Finding a VoiceRodman Philbrick
A story works best when it starts at the beginning. The story of how I became a writer and how I accidently-on-purpose started writing for young adults begins with my secret life. Because for a long time I thought writing was a secret life.
It started in the sixth grade. Now before I go further I'm going to have to violate my own rule and jump ahead by thirty years or so. Because when middle school readers write to tell me they've read Freak the Mighty, almost all of them mention that they write stories in class, or "make books," or are encouraged to keep writer's notebooks. So for this generation, the idea of writing stories and poetry is as natural as learning their ABC's. Writing is normal classroom activity.
I mention this because my experience was so different. When I started writing stories in the sixth grade, it was not only something I did outside of school, completely on my own, it was something I felt I should do secretly. Writing wasn't cool, like being good at sports, or being part of the in crowd, or winning fights on the playground. Writing stories wasn't a "normal" activity, and like most kids that age, I desperately wanted to be "normal." Writing wasn't discouraged or encouraged, it simply wasn't considered at all.
I attended a perfectly good public school, by the way, filled with many teachers considered enlightened for their day. We were definitely encouraged to read and to think critically and to compose grammatical sentences and paragraphs, but no one seemed to think that ten- or twelve-year-old kids were capable of writing fiction. The only school publication was one I eventually started on the mimeograph machine, and that died after a couple of issues from an excess of sheer embarrassment -- to this day the scent of mimeograph fluid makes me blush.
I repeat, the writing of stories was never part of any assignment in my world. This was true for elementary school, middle school, and high school. I had some good English teachers and some bad English teachers, but none of them ever challenged us to write fiction, or to write at all, outside of the usual reports or a few essay questions.
So I wrote in secret. Three-page short-stories with trick endings, in emulation of O. Henry. A lot of sci-fi inspired by Ray Bradbury. I'd write a story in long hand and send it out to be typed by the services advertised in the back of Writer's Marketplace at 25 cents a page. It would take weeks and weeks to get a story back from a typing service -- sometimes months. Weeks and months went by before the manuscripts were inevitably and invariably returned by magazines like Amazing Stories or The Saturday Evening Post or The New Yorker.
I told no one, but my parents figured out what I was up to. They certainly didn't discourage me. My parents were avid readers, both had ambitions to write that had been abandoned early in life, in order to get on with life. But when at sixteen I finally worked up the courage to show my father the novel I'd written, and which I assumed would very soon be published and celebrated and make me the envy of the cool kids in school, my Dad couldn't hide his concern that I was about to be terribly disappointed.

Supplied data:
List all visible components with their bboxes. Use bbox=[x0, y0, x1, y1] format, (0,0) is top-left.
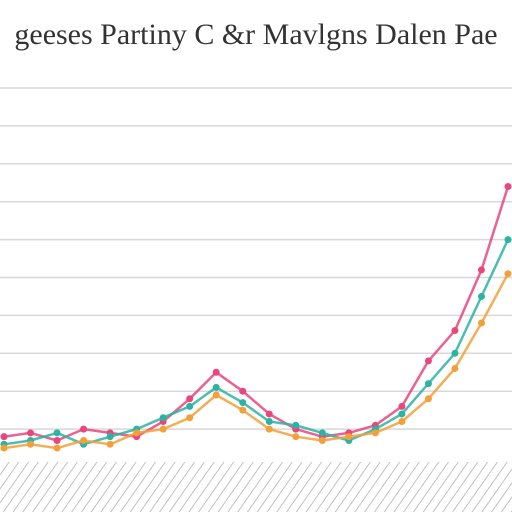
point bbox=[265, 418, 273, 426]
point bbox=[424, 380, 432, 388]
point bbox=[424, 357, 432, 365]
point bbox=[424, 395, 432, 403]
point bbox=[0, 433, 8, 441]
point bbox=[53, 436, 61, 444]
point bbox=[345, 433, 353, 441]
point bbox=[239, 406, 247, 414]
point bbox=[398, 410, 406, 418]
point bbox=[239, 399, 247, 407]
point bbox=[398, 418, 406, 426]
point bbox=[504, 236, 512, 244]
point bbox=[292, 433, 300, 441]
point bbox=[159, 414, 167, 422]
point bbox=[0, 444, 8, 452]
point bbox=[106, 440, 114, 448]
point bbox=[133, 429, 141, 437]
point bbox=[53, 429, 61, 437]
point bbox=[504, 270, 512, 278]
point bbox=[239, 387, 247, 395]
point bbox=[80, 436, 88, 444]
chart-title: geeses Partiny C &r Mavlgns Dalen Pae bbox=[14, 18, 497, 51]
point bbox=[265, 425, 273, 433]
point bbox=[212, 391, 220, 399]
point bbox=[371, 429, 379, 437]
series-line bbox=[3, 273, 510, 450]
point bbox=[265, 410, 273, 418]
point bbox=[212, 368, 220, 376]
point bbox=[318, 429, 326, 437]
point bbox=[477, 319, 485, 327]
point bbox=[27, 429, 35, 437]
point bbox=[186, 395, 194, 403]
point bbox=[27, 440, 35, 448]
point bbox=[451, 327, 459, 335]
series-line bbox=[3, 239, 510, 446]
point bbox=[292, 421, 300, 429]
point bbox=[477, 266, 485, 274]
point bbox=[212, 383, 220, 391]
point bbox=[477, 292, 485, 300]
series-line bbox=[3, 186, 510, 442]
point bbox=[504, 183, 512, 191]
point bbox=[451, 349, 459, 357]
point bbox=[80, 425, 88, 433]
point bbox=[186, 414, 194, 422]
point bbox=[451, 364, 459, 372]
point bbox=[159, 425, 167, 433]
point bbox=[318, 436, 326, 444]
point bbox=[186, 402, 194, 410]
point bbox=[106, 433, 114, 441]
point bbox=[53, 444, 61, 452]
point bbox=[398, 402, 406, 410]
x-axis-strip bbox=[0, 462, 512, 512]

Exercise 1:
Transcribe the rows running from the line that contains "point bbox=[265, 418, 273, 426]" through the line that contains "point bbox=[186, 395, 194, 403]", both of these lines included.
Exercise 2:
Pick up the essay on becoming a writer from where it stops, and continue it.

Exercise answer 1:
point bbox=[265, 418, 273, 426]
point bbox=[424, 380, 432, 388]
point bbox=[424, 357, 432, 365]
point bbox=[424, 395, 432, 403]
point bbox=[0, 433, 8, 441]
point bbox=[53, 436, 61, 444]
point bbox=[345, 433, 353, 441]
point bbox=[239, 406, 247, 414]
point bbox=[398, 410, 406, 418]
point bbox=[239, 399, 247, 407]
point bbox=[398, 418, 406, 426]
point bbox=[504, 236, 512, 244]
point bbox=[292, 433, 300, 441]
point bbox=[159, 414, 167, 422]
point bbox=[0, 444, 8, 452]
point bbox=[106, 440, 114, 448]
point bbox=[133, 429, 141, 437]
point bbox=[53, 429, 61, 437]
point bbox=[504, 270, 512, 278]
point bbox=[239, 387, 247, 395]
point bbox=[80, 436, 88, 444]
chart-title: geeses Partiny C &r Mavlgns Dalen Pae bbox=[14, 18, 497, 51]
point bbox=[265, 425, 273, 433]
point bbox=[212, 391, 220, 399]
point bbox=[371, 429, 379, 437]
series-line bbox=[3, 273, 510, 450]
point bbox=[265, 410, 273, 418]
point bbox=[212, 368, 220, 376]
point bbox=[318, 429, 326, 437]
point bbox=[477, 319, 485, 327]
point bbox=[27, 429, 35, 437]
point bbox=[186, 395, 194, 403]

Exercise answer 2:
He was, of course, absolutely right. I should mention that my first novel wasn't so much a novel as a book-length series of anecdotal stories about two characters. The narrator is a boy who admires his best friend, who is a kind of genius, and the gifted friend eventually dies a tragic death. The two buddies hang out in the basement and share a series of adventures.
It never found a publisher. No surprise, because I wasn't like the genius kid I was writing about and the book simply wasn't good enough to be published. In any case I eventually went on to other novels and pretty much forgot what that first book was about until I started making notes for this talk. At which point I was startled to realize that by writing Freak the Mighty I was going back to old territory. Back to the beginning. Back to the down under basement where I set up my first typewriter and began to think of myself as a writer.
Alas, I'm not a quick learner. Eleven years after I'd finished that first novel I was still unpublished. I'd written eight or nine more novels, all of which had started out as ambitious attempts to astound the world by creating the great American novel but ended up as failed experiments. Looking back, it was pretty good writing, sentence by sentence, but lacking a solid, coherent sense of narrative. Writing, not story telling.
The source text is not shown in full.